GOAL: Return every line of the material exactly.

Recorded data:

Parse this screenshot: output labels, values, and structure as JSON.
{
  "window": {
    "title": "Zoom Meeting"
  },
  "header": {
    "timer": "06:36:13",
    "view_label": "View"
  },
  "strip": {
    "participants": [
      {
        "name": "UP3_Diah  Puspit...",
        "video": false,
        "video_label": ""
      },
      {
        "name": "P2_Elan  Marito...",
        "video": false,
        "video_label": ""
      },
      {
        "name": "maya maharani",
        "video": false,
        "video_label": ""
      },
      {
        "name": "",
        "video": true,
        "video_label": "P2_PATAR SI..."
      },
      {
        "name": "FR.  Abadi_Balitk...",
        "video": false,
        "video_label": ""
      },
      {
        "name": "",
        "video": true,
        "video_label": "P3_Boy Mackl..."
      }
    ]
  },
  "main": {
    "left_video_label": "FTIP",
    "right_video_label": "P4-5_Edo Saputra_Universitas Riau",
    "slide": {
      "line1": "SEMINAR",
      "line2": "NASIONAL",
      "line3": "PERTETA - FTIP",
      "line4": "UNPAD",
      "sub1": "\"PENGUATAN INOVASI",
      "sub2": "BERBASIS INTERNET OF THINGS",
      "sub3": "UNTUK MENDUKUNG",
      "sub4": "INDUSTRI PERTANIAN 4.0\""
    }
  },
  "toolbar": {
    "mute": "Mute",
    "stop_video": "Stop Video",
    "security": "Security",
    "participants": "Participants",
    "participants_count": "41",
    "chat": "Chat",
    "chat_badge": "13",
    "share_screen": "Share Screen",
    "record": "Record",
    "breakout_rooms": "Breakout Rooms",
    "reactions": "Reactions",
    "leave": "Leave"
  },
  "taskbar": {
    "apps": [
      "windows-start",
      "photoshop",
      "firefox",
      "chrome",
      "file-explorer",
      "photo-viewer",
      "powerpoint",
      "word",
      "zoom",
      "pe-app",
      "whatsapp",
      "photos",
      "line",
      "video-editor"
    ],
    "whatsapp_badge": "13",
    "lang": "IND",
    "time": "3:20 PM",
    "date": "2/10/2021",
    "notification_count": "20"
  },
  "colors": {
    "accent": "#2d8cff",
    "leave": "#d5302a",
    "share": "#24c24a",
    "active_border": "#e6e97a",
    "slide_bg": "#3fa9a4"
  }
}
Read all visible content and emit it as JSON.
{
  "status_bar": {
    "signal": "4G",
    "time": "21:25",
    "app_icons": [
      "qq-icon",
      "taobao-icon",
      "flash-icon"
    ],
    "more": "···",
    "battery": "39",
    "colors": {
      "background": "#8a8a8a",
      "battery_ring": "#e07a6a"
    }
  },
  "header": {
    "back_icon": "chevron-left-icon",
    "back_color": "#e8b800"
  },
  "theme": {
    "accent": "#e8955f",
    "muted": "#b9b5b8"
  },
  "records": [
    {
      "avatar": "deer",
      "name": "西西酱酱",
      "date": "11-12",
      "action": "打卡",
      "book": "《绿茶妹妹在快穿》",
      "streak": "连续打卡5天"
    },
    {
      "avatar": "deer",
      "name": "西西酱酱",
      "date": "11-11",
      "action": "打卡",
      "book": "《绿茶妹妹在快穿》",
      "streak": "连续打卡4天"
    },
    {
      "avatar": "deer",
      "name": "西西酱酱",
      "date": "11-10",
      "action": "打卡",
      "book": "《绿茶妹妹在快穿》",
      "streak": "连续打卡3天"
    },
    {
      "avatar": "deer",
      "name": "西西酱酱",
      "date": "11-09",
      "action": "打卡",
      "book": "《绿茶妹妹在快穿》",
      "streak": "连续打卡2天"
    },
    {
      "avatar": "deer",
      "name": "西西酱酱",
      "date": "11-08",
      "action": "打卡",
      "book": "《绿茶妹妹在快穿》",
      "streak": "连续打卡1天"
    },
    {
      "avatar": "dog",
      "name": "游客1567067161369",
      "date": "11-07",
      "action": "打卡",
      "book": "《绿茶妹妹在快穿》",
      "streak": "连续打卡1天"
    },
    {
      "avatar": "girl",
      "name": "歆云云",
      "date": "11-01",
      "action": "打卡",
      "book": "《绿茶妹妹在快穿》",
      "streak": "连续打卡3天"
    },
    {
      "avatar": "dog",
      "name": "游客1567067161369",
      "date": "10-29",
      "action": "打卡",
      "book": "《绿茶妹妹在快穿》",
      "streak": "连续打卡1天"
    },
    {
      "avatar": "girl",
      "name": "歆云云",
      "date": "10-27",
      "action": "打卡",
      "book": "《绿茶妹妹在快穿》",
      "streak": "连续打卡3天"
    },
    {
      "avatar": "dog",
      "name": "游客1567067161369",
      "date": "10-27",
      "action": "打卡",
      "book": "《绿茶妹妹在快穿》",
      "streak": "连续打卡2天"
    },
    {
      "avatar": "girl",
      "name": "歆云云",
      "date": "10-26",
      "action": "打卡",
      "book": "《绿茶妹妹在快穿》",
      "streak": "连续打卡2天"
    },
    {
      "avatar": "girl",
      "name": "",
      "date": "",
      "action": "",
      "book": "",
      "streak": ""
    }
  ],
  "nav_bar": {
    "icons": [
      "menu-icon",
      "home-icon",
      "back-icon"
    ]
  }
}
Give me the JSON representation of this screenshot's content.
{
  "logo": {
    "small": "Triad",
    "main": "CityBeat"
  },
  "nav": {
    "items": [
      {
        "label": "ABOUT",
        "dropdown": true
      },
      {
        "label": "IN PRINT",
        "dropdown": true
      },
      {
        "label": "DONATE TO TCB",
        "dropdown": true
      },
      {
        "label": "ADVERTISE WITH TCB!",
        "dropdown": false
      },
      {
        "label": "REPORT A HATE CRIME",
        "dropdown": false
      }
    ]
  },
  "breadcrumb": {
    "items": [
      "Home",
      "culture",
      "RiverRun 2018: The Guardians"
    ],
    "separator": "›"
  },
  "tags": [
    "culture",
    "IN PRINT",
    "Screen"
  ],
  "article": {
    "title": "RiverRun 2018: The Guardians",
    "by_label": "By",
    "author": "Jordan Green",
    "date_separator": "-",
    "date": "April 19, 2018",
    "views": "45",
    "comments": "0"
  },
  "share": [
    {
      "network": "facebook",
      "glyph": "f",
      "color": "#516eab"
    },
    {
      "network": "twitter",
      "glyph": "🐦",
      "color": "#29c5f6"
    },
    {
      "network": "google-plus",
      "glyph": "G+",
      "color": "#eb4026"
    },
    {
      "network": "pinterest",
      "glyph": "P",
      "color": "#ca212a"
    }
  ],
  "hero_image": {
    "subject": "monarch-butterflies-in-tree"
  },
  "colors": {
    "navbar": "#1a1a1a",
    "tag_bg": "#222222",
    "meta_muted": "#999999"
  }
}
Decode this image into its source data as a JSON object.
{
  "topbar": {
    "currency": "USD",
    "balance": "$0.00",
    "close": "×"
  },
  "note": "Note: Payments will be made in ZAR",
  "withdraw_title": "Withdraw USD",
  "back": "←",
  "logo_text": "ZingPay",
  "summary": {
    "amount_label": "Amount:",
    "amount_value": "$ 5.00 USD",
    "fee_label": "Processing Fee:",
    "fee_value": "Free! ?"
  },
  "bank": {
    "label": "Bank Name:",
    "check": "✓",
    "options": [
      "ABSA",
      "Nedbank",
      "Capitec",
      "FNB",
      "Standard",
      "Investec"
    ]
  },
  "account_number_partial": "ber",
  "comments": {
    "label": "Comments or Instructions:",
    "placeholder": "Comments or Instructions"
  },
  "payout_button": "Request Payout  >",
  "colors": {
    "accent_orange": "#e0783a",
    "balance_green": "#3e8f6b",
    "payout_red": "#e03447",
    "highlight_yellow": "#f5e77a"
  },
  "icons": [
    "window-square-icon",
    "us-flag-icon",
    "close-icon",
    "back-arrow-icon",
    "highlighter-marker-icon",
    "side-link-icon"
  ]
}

TASK RESULT:
Parse this screenshot: output labels, values, and structure as JSON.
{
  "window": {
    "title": "Zoom Meeting"
  },
  "header": {
    "timer": "06:36:13",
    "view_label": "View"
  },
  "strip": {
    "participants": [
      {
        "name": "UP3_Diah  Puspit...",
        "video": false,
        "video_label": ""
      },
      {
        "name": "P2_Elan  Marito...",
        "video": false,
        "video_label": ""
      },
      {
        "name": "maya maharani",
        "video": false,
        "video_label": ""
      },
      {
        "name": "",
        "video": true,
        "video_label": "P2_PATAR SI..."
      },
      {
        "name": "FR.  Abadi_Balitk...",
        "video": false,
        "video_label": ""
      },
      {
        "name": "",
        "video": true,
        "video_label": "P3_Boy Mackl..."
      }
    ]
  },
  "main": {
    "left_video_label": "FTIP",
    "right_video_label": "P4-5_Edo Saputra_Universitas Riau",
    "slide": {
      "line1": "SEMINAR",
      "line2": "NASIONAL",
      "line3": "PERTETA - FTIP",
      "line4": "UNPAD",
      "sub1": "\"PENGUATAN INOVASI",
      "sub2": "BERBASIS INTERNET OF THINGS",
      "sub3": "UNTUK MENDUKUNG",
      "sub4": "INDUSTRI PERTANIAN 4.0\""
    }
  },
  "toolbar": {
    "mute": "Mute",
    "stop_video": "Stop Video",
    "security": "Security",
    "participants": "Participants",
    "participants_count": "41",
    "chat": "Chat",
    "chat_badge": "13",
    "share_screen": "Share Screen",
    "record": "Record",
    "breakout_rooms": "Breakout Rooms",
    "reactions": "Reactions",
    "leave": "Leave"
  },
  "taskbar": {
    "apps": [
      "windows-start",
      "photoshop",
      "firefox",
      "chrome",
      "file-explorer",
      "photo-viewer",
      "powerpoint",
      "word",
      "zoom",
      "pe-app",
      "whatsapp",
      "photos",
      "line",
      "video-editor"
    ],
    "whatsapp_badge": "13",
    "lang": "IND",
    "time": "3:20 PM",
    "date": "2/10/2021",
    "notification_count": "20"
  },
  "colors": {
    "accent": "#2d8cff",
    "leave": "#d5302a",
    "share": "#24c24a",
    "active_border": "#e6e97a",
    "slide_bg": "#3fa9a4"
  }
}
Read all visible content and emit it as JSON.
{
  "status_bar": {
    "signal": "4G",
    "time": "21:25",
    "app_icons": [
      "qq-icon",
      "taobao-icon",
      "flash-icon"
    ],
    "more": "···",
    "battery": "39",
    "colors": {
      "background": "#8a8a8a",
      "battery_ring": "#e07a6a"
    }
  },
  "header": {
    "back_icon": "chevron-left-icon",
    "back_color": "#e8b800"
  },
  "theme": {
    "accent": "#e8955f",
    "muted": "#b9b5b8"
  },
  "records": [
    {
      "avatar": "deer",
      "name": "西西酱酱",
      "date": "11-12",
      "action": "打卡",
      "book": "《绿茶妹妹在快穿》",
      "streak": "连续打卡5天"
    },
    {
      "avatar": "deer",
      "name": "西西酱酱",
      "date": "11-11",
      "action": "打卡",
      "book": "《绿茶妹妹在快穿》",
      "streak": "连续打卡4天"
    },
    {
      "avatar": "deer",
      "name": "西西酱酱",
      "date": "11-10",
      "action": "打卡",
      "book": "《绿茶妹妹在快穿》",
      "streak": "连续打卡3天"
    },
    {
      "avatar": "deer",
      "name": "西西酱酱",
      "date": "11-09",
      "action": "打卡",
      "book": "《绿茶妹妹在快穿》",
      "streak": "连续打卡2天"
    },
    {
      "avatar": "deer",
      "name": "西西酱酱",
      "date": "11-08",
      "action": "打卡",
      "book": "《绿茶妹妹在快穿》",
      "streak": "连续打卡1天"
    },
    {
      "avatar": "dog",
      "name": "游客1567067161369",
      "date": "11-07",
      "action": "打卡",
      "book": "《绿茶妹妹在快穿》",
      "streak": "连续打卡1天"
    },
    {
      "avatar": "girl",
      "name": "歆云云",
      "date": "11-01",
      "action": "打卡",
      "book": "《绿茶妹妹在快穿》",
      "streak": "连续打卡3天"
    },
    {
      "avatar": "dog",
      "name": "游客1567067161369",
      "date": "10-29",
      "action": "打卡",
      "book": "《绿茶妹妹在快穿》",
      "streak": "连续打卡1天"
    },
    {
      "avatar": "girl",
      "name": "歆云云",
      "date": "10-27",
      "action": "打卡",
      "book": "《绿茶妹妹在快穿》",
      "streak": "连续打卡3天"
    },
    {
      "avatar": "dog",
      "name": "游客1567067161369",
      "date": "10-27",
      "action": "打卡",
      "book": "《绿茶妹妹在快穿》",
      "streak": "连续打卡2天"
    },
    {
      "avatar": "girl",
      "name": "歆云云",
      "date": "10-26",
      "action": "打卡",
      "book": "《绿茶妹妹在快穿》",
      "streak": "连续打卡2天"
    },
    {
      "avatar": "girl",
      "name": "",
      "date": "",
      "action": "",
      "book": "",
      "streak": ""
    }
  ],
  "nav_bar": {
    "icons": [
      "menu-icon",
      "home-icon",
      "back-icon"
    ]
  }
}
Give me the JSON representation of this screenshot's content.
{
  "logo": {
    "small": "Triad",
    "main": "CityBeat"
  },
  "nav": {
    "items": [
      {
        "label": "ABOUT",
        "dropdown": true
      },
      {
        "label": "IN PRINT",
        "dropdown": true
      },
      {
        "label": "DONATE TO TCB",
        "dropdown": true
      },
      {
        "label": "ADVERTISE WITH TCB!",
        "dropdown": false
      },
      {
        "label": "REPORT A HATE CRIME",
        "dropdown": false
      }
    ]
  },
  "breadcrumb": {
    "items": [
      "Home",
      "culture",
      "RiverRun 2018: The Guardians"
    ],
    "separator": "›"
  },
  "tags": [
    "culture",
    "IN PRINT",
    "Screen"
  ],
  "article": {
    "title": "RiverRun 2018: The Guardians",
    "by_label": "By",
    "author": "Jordan Green",
    "date_separator": "-",
    "date": "April 19, 2018",
    "views": "45",
    "comments": "0"
  },
  "share": [
    {
      "network": "facebook",
      "glyph": "f",
      "color": "#516eab"
    },
    {
      "network": "twitter",
      "glyph": "🐦",
      "color": "#29c5f6"
    },
    {
      "network": "google-plus",
      "glyph": "G+",
      "color": "#eb4026"
    },
    {
      "network": "pinterest",
      "glyph": "P",
      "color": "#ca212a"
    }
  ],
  "hero_image": {
    "subject": "monarch-butterflies-in-tree"
  },
  "colors": {
    "navbar": "#1a1a1a",
    "tag_bg": "#222222",
    "meta_muted": "#999999"
  }
}
Decode this image into its source data as a JSON object.
{
  "topbar": {
    "currency": "USD",
    "balance": "$0.00",
    "close": "×"
  },
  "note": "Note: Payments will be made in ZAR",
  "withdraw_title": "Withdraw USD",
  "back": "←",
  "logo_text": "ZingPay",
  "summary": {
    "amount_label": "Amount:",
    "amount_value": "$ 5.00 USD",
    "fee_label": "Processing Fee:",
    "fee_value": "Free! ?"
  },
  "bank": {
    "label": "Bank Name:",
    "check": "✓",
    "options": [
      "ABSA",
      "Nedbank",
      "Capitec",
      "FNB",
      "Standard",
      "Investec"
    ]
  },
  "account_number_partial": "ber",
  "comments": {
    "label": "Comments or Instructions:",
    "placeholder": "Comments or Instructions"
  },
  "payout_button": "Request Payout  >",
  "colors": {
    "accent_orange": "#e0783a",
    "balance_green": "#3e8f6b",
    "payout_red": "#e03447",
    "highlight_yellow": "#f5e77a"
  },
  "icons": [
    "window-square-icon",
    "us-flag-icon",
    "close-icon",
    "back-arrow-icon",
    "highlighter-marker-icon",
    "side-link-icon"
  ]
}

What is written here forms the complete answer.